STATED EXERCISE — Extract all lines from the data beneath that include the word "colab".

Stored data
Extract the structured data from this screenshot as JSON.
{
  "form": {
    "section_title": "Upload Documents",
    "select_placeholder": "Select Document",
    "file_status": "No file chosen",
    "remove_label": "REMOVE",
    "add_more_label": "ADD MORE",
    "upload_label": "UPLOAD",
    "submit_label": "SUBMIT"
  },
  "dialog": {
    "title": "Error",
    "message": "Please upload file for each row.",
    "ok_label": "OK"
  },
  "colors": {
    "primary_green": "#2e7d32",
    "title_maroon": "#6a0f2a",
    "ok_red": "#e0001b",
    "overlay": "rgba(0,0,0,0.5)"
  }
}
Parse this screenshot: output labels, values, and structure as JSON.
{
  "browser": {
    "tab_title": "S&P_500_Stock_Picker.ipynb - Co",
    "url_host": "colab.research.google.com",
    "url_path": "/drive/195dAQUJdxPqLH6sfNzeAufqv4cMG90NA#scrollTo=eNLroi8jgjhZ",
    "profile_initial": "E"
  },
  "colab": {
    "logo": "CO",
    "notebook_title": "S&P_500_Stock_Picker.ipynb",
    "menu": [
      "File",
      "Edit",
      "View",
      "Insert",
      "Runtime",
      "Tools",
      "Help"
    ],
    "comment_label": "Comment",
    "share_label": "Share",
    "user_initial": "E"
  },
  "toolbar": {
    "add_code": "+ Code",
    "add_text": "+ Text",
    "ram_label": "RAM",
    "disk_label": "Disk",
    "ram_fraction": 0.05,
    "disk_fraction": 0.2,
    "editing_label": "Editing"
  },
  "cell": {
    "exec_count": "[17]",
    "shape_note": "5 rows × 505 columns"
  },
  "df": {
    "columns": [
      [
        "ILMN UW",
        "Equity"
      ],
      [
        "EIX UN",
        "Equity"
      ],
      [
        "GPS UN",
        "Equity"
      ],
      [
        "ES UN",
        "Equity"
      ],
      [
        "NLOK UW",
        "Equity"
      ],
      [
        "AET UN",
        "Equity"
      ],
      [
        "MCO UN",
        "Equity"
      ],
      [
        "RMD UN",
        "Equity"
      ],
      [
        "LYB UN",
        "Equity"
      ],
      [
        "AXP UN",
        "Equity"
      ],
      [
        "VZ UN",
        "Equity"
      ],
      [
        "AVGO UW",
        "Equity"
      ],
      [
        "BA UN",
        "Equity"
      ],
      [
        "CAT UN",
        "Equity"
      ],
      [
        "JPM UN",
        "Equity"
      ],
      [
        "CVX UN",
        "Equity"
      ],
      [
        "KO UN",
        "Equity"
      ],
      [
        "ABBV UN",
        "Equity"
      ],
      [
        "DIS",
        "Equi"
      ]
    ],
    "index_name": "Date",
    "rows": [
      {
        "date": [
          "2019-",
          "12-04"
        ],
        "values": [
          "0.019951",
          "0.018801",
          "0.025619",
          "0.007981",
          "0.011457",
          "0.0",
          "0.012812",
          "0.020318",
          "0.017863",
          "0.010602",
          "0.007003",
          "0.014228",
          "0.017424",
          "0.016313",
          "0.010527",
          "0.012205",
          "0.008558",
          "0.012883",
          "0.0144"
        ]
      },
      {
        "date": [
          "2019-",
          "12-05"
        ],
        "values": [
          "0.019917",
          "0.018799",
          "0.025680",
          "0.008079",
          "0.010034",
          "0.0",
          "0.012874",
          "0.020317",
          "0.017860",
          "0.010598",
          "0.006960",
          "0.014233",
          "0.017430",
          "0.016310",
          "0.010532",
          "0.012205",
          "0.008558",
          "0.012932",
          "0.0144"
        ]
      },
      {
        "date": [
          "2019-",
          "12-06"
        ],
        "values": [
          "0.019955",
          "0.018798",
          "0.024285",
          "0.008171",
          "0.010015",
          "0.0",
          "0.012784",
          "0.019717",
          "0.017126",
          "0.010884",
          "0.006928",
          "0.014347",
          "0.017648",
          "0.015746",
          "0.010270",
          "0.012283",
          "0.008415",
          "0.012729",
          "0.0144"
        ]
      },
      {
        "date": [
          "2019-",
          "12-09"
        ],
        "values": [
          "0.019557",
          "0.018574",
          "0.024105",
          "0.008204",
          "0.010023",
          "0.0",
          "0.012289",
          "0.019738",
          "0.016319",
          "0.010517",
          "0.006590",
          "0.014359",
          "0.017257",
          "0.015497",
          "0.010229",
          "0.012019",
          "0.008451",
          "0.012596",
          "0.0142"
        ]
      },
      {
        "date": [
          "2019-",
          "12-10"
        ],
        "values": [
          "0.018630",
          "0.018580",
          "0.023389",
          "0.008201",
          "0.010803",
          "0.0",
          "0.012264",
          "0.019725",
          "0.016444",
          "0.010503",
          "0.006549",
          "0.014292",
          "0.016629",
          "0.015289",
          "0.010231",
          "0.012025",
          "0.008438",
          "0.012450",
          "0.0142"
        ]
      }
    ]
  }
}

EXERCISE SOLUTION —
    "url_host": "colab.research.google.com",
  "colab": {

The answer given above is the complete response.